Written task ▸
Find and copy each line of the records where the string "xlabel" shows up.

# Start of Records supplied

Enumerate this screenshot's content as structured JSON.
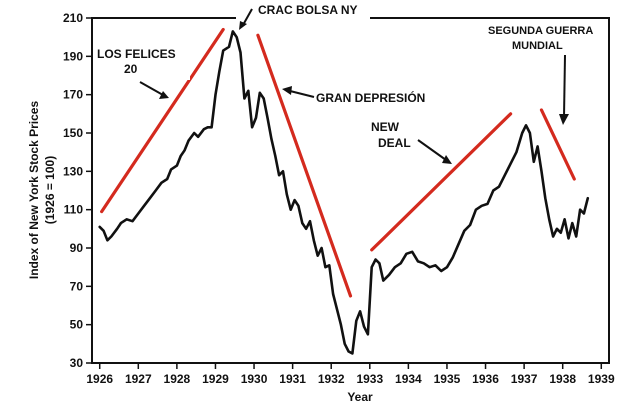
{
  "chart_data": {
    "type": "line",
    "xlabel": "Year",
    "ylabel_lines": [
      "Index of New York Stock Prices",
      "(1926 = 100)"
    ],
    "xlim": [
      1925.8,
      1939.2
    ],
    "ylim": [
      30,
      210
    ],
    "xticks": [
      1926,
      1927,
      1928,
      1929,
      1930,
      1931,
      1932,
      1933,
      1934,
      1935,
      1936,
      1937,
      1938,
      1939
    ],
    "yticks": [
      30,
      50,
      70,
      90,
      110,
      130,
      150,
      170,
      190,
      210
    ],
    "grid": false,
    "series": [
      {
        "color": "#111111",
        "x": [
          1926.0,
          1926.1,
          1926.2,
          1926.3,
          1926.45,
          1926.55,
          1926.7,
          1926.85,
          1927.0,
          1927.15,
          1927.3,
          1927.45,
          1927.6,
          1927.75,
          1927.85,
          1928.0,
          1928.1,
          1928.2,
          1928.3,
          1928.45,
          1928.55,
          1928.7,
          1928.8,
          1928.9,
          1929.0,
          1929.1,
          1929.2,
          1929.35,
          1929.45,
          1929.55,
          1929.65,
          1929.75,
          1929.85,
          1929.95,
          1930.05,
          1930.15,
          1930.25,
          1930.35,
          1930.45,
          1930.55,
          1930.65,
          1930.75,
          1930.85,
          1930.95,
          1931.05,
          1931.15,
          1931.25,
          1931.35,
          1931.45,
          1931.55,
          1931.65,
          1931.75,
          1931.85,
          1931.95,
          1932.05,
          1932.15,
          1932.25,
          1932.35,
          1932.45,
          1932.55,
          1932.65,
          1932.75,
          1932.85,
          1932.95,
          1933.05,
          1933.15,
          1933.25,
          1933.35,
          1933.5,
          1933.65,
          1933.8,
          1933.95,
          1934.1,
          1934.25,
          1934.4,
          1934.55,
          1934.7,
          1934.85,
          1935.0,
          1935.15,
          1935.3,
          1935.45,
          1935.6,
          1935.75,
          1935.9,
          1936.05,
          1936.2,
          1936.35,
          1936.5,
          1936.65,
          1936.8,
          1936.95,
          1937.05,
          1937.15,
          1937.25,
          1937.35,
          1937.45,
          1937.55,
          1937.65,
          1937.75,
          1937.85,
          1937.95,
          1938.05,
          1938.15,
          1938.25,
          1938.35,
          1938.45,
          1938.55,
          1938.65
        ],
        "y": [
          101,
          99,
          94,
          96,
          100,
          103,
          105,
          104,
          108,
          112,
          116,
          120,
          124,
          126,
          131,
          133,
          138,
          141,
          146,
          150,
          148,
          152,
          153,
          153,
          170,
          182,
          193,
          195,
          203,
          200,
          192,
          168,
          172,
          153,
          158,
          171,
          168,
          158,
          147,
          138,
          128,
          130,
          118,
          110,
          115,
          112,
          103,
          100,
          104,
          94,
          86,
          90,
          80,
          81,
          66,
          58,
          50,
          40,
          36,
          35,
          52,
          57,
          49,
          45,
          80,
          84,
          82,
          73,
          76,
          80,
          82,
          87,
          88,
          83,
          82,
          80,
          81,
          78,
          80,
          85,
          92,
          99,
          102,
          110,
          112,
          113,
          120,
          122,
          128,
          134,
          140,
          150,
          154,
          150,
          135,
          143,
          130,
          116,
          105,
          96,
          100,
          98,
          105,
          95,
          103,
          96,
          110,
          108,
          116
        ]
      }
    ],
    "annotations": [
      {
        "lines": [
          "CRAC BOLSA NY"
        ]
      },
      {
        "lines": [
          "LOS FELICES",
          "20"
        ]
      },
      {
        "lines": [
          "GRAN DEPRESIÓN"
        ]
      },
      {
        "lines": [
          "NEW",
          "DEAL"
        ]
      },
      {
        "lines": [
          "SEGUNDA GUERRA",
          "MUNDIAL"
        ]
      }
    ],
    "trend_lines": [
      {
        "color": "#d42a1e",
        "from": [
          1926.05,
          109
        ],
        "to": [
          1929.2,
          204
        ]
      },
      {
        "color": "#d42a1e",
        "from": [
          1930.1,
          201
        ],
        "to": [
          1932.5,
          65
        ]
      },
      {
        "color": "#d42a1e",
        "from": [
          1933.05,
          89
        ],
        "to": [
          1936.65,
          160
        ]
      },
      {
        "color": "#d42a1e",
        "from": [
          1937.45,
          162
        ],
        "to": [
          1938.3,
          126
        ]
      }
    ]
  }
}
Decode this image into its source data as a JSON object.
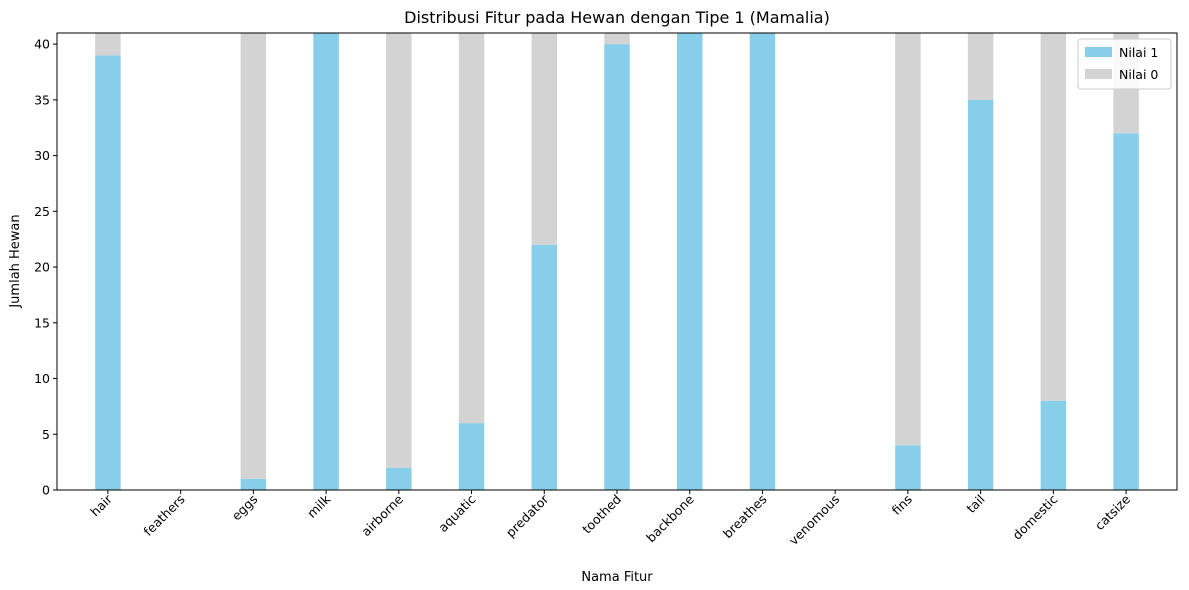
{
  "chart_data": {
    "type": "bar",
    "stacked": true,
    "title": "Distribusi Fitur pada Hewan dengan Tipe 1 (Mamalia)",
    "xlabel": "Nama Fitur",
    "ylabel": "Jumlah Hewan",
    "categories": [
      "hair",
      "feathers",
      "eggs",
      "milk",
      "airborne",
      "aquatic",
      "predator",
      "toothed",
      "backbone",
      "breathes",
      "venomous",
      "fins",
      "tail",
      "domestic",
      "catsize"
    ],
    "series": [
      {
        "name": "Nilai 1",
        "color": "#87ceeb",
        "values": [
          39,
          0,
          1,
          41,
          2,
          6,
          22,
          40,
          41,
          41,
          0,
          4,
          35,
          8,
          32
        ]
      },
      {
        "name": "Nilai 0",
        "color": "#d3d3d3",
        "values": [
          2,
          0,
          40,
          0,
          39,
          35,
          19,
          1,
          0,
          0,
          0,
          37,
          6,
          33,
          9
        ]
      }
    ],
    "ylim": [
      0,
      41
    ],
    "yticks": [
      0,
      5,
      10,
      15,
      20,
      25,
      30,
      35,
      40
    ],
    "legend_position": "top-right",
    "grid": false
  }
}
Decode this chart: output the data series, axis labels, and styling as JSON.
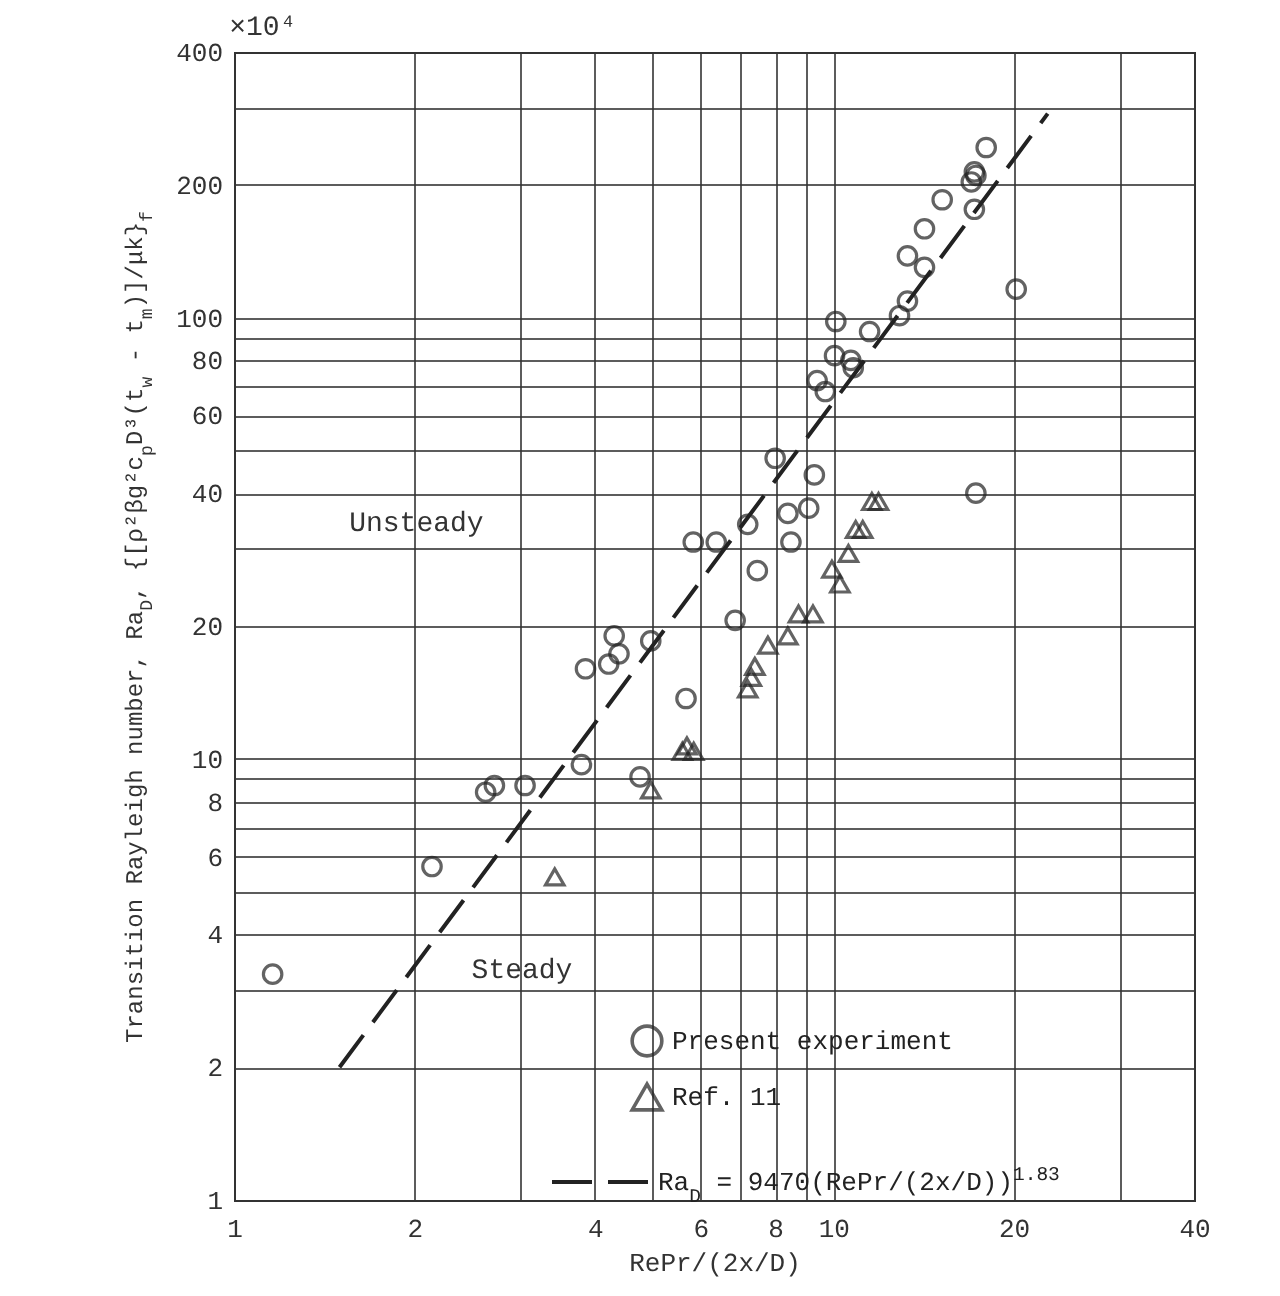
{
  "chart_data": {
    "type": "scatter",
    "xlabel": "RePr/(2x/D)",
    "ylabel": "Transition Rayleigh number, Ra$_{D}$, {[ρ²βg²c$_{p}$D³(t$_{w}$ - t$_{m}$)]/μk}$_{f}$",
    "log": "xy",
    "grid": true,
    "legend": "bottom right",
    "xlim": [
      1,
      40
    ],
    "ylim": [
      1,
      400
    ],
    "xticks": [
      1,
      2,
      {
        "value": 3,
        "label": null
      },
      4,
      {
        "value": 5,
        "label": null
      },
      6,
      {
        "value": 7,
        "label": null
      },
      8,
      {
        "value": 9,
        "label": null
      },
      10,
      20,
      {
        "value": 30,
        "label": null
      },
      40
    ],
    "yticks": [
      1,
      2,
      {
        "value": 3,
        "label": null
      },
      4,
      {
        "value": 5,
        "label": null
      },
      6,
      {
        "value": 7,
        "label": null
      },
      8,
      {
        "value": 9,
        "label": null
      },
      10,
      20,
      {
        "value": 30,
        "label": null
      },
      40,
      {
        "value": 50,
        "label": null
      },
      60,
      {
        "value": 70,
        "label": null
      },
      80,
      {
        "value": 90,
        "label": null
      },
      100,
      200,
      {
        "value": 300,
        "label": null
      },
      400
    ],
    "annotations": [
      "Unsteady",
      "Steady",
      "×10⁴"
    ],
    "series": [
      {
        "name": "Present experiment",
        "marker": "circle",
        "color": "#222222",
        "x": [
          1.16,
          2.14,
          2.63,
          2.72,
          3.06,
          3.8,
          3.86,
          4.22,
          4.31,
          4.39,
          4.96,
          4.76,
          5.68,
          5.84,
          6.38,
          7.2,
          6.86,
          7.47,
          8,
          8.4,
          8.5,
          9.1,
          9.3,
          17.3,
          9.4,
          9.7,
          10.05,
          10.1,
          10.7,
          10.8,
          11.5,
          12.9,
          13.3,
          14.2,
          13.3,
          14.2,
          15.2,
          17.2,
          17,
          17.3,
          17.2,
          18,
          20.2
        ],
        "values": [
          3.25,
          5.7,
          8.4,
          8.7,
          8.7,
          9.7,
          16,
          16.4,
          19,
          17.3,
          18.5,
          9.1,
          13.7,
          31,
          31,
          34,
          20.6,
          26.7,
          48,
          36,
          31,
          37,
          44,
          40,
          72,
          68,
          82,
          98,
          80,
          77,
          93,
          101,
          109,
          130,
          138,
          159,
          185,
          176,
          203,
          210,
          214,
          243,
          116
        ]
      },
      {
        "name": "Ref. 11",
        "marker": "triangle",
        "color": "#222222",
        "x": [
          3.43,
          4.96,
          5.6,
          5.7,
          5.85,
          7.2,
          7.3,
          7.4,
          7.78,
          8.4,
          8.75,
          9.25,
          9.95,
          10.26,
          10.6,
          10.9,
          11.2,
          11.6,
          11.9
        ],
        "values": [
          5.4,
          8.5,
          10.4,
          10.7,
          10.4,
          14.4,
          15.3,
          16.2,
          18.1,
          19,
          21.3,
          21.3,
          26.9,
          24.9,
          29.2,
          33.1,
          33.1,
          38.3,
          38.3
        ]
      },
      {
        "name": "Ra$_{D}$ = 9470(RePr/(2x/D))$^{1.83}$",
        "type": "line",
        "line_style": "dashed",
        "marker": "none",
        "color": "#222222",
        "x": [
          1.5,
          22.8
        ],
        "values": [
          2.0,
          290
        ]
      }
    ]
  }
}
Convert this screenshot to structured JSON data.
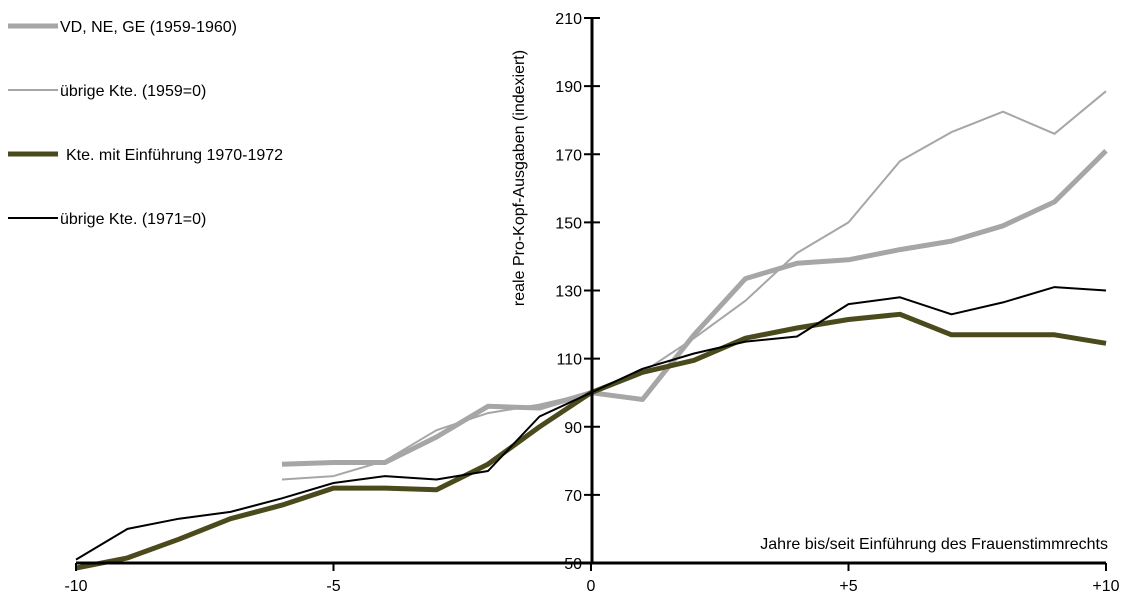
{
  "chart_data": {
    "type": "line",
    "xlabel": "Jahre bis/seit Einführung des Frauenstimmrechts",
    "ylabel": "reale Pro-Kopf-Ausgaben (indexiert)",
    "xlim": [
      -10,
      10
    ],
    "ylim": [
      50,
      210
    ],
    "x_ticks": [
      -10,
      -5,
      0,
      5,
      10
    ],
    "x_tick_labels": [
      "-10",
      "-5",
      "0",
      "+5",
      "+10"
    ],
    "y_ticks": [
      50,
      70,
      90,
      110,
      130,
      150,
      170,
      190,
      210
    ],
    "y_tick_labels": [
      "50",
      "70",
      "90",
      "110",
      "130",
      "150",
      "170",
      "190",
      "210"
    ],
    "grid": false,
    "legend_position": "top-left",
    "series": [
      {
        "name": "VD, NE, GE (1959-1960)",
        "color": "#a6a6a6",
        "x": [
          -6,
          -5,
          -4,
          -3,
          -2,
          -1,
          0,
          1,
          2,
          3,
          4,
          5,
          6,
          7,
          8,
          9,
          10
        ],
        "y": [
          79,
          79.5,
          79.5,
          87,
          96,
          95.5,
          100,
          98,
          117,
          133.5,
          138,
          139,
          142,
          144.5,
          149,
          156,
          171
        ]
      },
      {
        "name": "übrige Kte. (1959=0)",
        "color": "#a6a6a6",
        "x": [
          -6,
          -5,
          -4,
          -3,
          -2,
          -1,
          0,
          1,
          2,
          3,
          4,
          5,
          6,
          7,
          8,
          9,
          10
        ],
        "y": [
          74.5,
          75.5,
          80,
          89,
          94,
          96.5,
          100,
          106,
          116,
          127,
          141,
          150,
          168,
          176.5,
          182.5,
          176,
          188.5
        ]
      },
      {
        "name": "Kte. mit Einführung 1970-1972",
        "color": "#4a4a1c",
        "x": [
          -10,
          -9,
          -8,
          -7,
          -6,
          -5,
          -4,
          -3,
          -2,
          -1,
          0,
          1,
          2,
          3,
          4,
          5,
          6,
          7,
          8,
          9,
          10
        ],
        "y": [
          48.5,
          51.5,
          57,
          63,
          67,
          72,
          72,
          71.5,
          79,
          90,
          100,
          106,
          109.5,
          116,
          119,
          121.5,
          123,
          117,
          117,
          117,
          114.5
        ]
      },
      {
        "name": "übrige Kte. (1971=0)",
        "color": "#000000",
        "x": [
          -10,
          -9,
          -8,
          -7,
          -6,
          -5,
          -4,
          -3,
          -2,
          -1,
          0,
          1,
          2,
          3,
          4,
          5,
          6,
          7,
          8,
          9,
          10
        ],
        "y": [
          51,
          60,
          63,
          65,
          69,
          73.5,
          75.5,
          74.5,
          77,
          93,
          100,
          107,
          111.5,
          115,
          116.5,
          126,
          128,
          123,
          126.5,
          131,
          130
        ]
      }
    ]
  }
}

# End of Records supplied

Task answer ▸
    "xlabel": "Year",
    "xlabel": "Nama Fitur",
    "xlabel": "RePr/(2x/D)",
    "xlabel": "Jahre bis/seit Einführung des Frauenstimmrechts",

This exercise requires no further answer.